WRITTEN INSTRUCTION |
Every record should be written out exactly, with the pictures left out.

ENTRIES SUPPLIED |
<<<<

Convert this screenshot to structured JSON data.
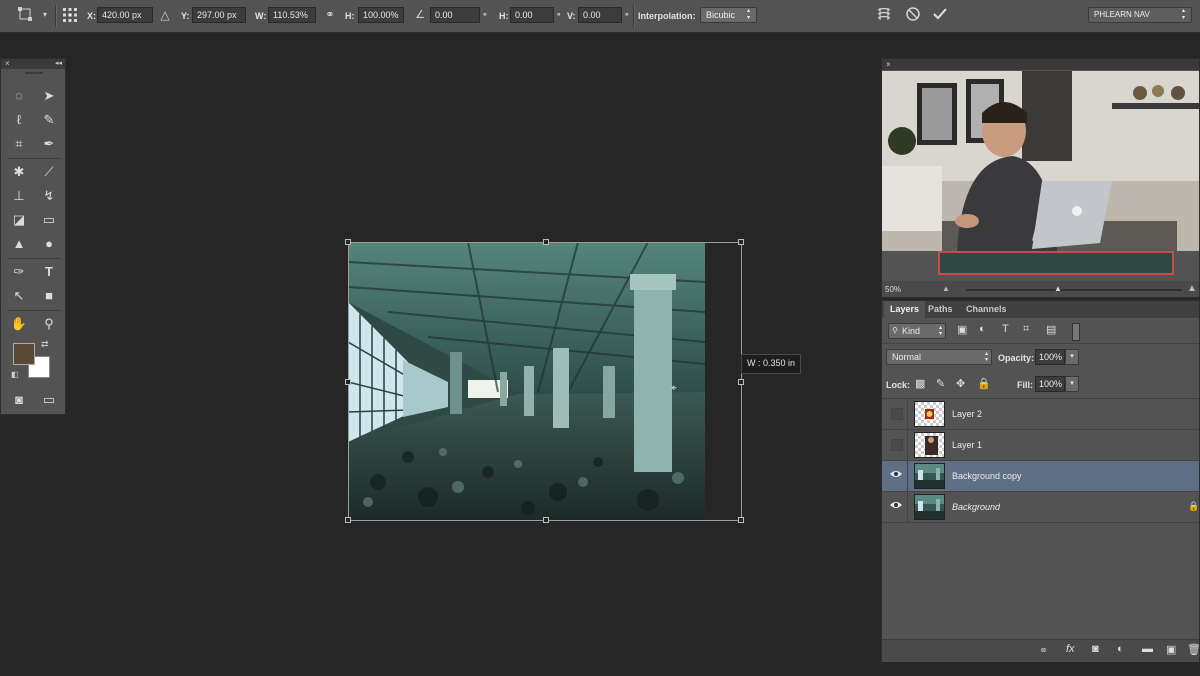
{
  "options_bar": {
    "x_label": "X:",
    "x_value": "420.00 px",
    "y_label": "Y:",
    "y_value": "297.00 px",
    "w_label": "W:",
    "w_value": "110.53%",
    "h_label": "H:",
    "h_value": "100.00%",
    "angle_value": "0.00",
    "angle_unit": "°",
    "hskew_label": "H:",
    "hskew_value": "0.00",
    "hskew_unit": "°",
    "vskew_label": "V:",
    "vskew_value": "0.00",
    "vskew_unit": "°",
    "interpolation_label": "Interpolation:",
    "interpolation_value": "Bicubic",
    "workspace_value": "PHLEARN NAV"
  },
  "canvas": {
    "tooltip": "W : 0.350 in"
  },
  "navigator": {
    "zoom": "50%"
  },
  "layers_panel": {
    "tabs": [
      "Layers",
      "Paths",
      "Channels"
    ],
    "kind_label": "Kind",
    "blend_mode": "Normal",
    "opacity_label": "Opacity:",
    "opacity_value": "100%",
    "lock_label": "Lock:",
    "fill_label": "Fill:",
    "fill_value": "100%",
    "layers": [
      {
        "name": "Layer 2",
        "visible": false,
        "selected": false
      },
      {
        "name": "Layer 1",
        "visible": false,
        "selected": false
      },
      {
        "name": "Background copy",
        "visible": true,
        "selected": true
      },
      {
        "name": "Background",
        "visible": true,
        "selected": false,
        "locked": true
      }
    ]
  },
  "colors": {
    "foreground": "#5b4a33",
    "background": "#ffffff",
    "selection": "#5f6f86"
  },
  "icons": {
    "panel_close": "×",
    "panel_collapse": "◂◂",
    "eye": "👁"
  }
}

>>>>

COMPLETED EXERCISE |
Convert this screenshot to structured JSON data.
{
  "options_bar": {
    "x_label": "X:",
    "x_value": "420.00 px",
    "y_label": "Y:",
    "y_value": "297.00 px",
    "w_label": "W:",
    "w_value": "110.53%",
    "h_label": "H:",
    "h_value": "100.00%",
    "angle_value": "0.00",
    "angle_unit": "°",
    "hskew_label": "H:",
    "hskew_value": "0.00",
    "hskew_unit": "°",
    "vskew_label": "V:",
    "vskew_value": "0.00",
    "vskew_unit": "°",
    "interpolation_label": "Interpolation:",
    "interpolation_value": "Bicubic",
    "workspace_value": "PHLEARN NAV"
  },
  "canvas": {
    "tooltip": "W : 0.350 in"
  },
  "navigator": {
    "zoom": "50%"
  },
  "layers_panel": {
    "tabs": [
      "Layers",
      "Paths",
      "Channels"
    ],
    "kind_label": "Kind",
    "blend_mode": "Normal",
    "opacity_label": "Opacity:",
    "opacity_value": "100%",
    "lock_label": "Lock:",
    "fill_label": "Fill:",
    "fill_value": "100%",
    "layers": [
      {
        "name": "Layer 2",
        "visible": false,
        "selected": false
      },
      {
        "name": "Layer 1",
        "visible": false,
        "selected": false
      },
      {
        "name": "Background copy",
        "visible": true,
        "selected": true
      },
      {
        "name": "Background",
        "visible": true,
        "selected": false,
        "locked": true
      }
    ]
  },
  "colors": {
    "foreground": "#5b4a33",
    "background": "#ffffff",
    "selection": "#5f6f86"
  },
  "icons": {
    "panel_close": "×",
    "panel_collapse": "◂◂",
    "eye": "👁"
  }
}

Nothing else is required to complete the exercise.